» **GIVEN DATA**:

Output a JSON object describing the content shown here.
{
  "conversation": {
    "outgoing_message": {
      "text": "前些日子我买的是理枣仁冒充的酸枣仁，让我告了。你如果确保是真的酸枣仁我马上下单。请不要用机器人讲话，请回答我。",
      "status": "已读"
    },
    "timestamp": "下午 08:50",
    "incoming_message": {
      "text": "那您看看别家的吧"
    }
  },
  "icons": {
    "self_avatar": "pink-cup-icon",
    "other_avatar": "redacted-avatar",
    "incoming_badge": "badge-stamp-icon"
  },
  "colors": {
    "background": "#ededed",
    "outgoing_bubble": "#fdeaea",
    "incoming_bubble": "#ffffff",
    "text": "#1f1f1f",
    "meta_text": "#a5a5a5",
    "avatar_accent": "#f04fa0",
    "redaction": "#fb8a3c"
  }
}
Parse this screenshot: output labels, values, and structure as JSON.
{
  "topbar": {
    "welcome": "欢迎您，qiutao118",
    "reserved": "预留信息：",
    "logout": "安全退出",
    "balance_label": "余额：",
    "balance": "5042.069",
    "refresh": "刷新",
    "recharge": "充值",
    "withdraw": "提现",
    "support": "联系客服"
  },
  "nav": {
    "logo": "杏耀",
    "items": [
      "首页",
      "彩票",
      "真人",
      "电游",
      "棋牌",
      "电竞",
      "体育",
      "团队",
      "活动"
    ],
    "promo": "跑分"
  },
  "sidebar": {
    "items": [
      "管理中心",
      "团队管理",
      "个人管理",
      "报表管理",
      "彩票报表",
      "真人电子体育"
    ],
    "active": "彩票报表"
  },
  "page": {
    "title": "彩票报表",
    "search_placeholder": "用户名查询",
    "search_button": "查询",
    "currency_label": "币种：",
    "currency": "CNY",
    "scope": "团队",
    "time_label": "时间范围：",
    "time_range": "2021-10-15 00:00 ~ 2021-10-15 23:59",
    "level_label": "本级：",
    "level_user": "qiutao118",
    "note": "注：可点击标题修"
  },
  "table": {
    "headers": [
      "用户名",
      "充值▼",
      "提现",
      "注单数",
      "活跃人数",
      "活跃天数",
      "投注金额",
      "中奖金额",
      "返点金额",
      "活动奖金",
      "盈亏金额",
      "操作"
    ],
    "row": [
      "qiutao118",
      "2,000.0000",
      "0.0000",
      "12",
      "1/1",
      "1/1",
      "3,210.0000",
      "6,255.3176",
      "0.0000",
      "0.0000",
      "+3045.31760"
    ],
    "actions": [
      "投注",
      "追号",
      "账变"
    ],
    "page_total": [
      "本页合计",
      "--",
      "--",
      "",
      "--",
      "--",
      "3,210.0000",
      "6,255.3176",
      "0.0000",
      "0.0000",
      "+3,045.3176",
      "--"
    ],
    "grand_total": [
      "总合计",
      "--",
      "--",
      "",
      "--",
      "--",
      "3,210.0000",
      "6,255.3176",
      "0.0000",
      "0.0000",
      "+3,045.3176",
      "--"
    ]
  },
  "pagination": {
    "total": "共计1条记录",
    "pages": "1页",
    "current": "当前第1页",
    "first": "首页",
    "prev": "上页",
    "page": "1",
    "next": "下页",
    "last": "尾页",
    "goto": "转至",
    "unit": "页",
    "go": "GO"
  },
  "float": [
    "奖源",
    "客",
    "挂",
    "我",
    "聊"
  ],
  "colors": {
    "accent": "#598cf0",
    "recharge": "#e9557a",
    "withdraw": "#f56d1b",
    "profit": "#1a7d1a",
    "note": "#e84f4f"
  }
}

» **GIVEN TASK**: Exactly as written above, please repeat the entries.

» **RESPONSE TO THIS EXERCISE**:
Output a JSON object describing the content shown here.
{
  "conversation": {
    "outgoing_message": {
      "text": "前些日子我买的是理枣仁冒充的酸枣仁，让我告了。你如果确保是真的酸枣仁我马上下单。请不要用机器人讲话，请回答我。",
      "status": "已读"
    },
    "timestamp": "下午 08:50",
    "incoming_message": {
      "text": "那您看看别家的吧"
    }
  },
  "icons": {
    "self_avatar": "pink-cup-icon",
    "other_avatar": "redacted-avatar",
    "incoming_badge": "badge-stamp-icon"
  },
  "colors": {
    "background": "#ededed",
    "outgoing_bubble": "#fdeaea",
    "incoming_bubble": "#ffffff",
    "text": "#1f1f1f",
    "meta_text": "#a5a5a5",
    "avatar_accent": "#f04fa0",
    "redaction": "#fb8a3c"
  }
}
Parse this screenshot: output labels, values, and structure as JSON.
{
  "topbar": {
    "welcome": "欢迎您，qiutao118",
    "reserved": "预留信息：",
    "logout": "安全退出",
    "balance_label": "余额：",
    "balance": "5042.069",
    "refresh": "刷新",
    "recharge": "充值",
    "withdraw": "提现",
    "support": "联系客服"
  },
  "nav": {
    "logo": "杏耀",
    "items": [
      "首页",
      "彩票",
      "真人",
      "电游",
      "棋牌",
      "电竞",
      "体育",
      "团队",
      "活动"
    ],
    "promo": "跑分"
  },
  "sidebar": {
    "items": [
      "管理中心",
      "团队管理",
      "个人管理",
      "报表管理",
      "彩票报表",
      "真人电子体育"
    ],
    "active": "彩票报表"
  },
  "page": {
    "title": "彩票报表",
    "search_placeholder": "用户名查询",
    "search_button": "查询",
    "currency_label": "币种：",
    "currency": "CNY",
    "scope": "团队",
    "time_label": "时间范围：",
    "time_range": "2021-10-15 00:00 ~ 2021-10-15 23:59",
    "level_label": "本级：",
    "level_user": "qiutao118",
    "note": "注：可点击标题修"
  },
  "table": {
    "headers": [
      "用户名",
      "充值▼",
      "提现",
      "注单数",
      "活跃人数",
      "活跃天数",
      "投注金额",
      "中奖金额",
      "返点金额",
      "活动奖金",
      "盈亏金额",
      "操作"
    ],
    "row": [
      "qiutao118",
      "2,000.0000",
      "0.0000",
      "12",
      "1/1",
      "1/1",
      "3,210.0000",
      "6,255.3176",
      "0.0000",
      "0.0000",
      "+3045.31760"
    ],
    "actions": [
      "投注",
      "追号",
      "账变"
    ],
    "page_total": [
      "本页合计",
      "--",
      "--",
      "",
      "--",
      "--",
      "3,210.0000",
      "6,255.3176",
      "0.0000",
      "0.0000",
      "+3,045.3176",
      "--"
    ],
    "grand_total": [
      "总合计",
      "--",
      "--",
      "",
      "--",
      "--",
      "3,210.0000",
      "6,255.3176",
      "0.0000",
      "0.0000",
      "+3,045.3176",
      "--"
    ]
  },
  "pagination": {
    "total": "共计1条记录",
    "pages": "1页",
    "current": "当前第1页",
    "first": "首页",
    "prev": "上页",
    "page": "1",
    "next": "下页",
    "last": "尾页",
    "goto": "转至",
    "unit": "页",
    "go": "GO"
  },
  "float": [
    "奖源",
    "客",
    "挂",
    "我",
    "聊"
  ],
  "colors": {
    "accent": "#598cf0",
    "recharge": "#e9557a",
    "withdraw": "#f56d1b",
    "profit": "#1a7d1a",
    "note": "#e84f4f"
  }
}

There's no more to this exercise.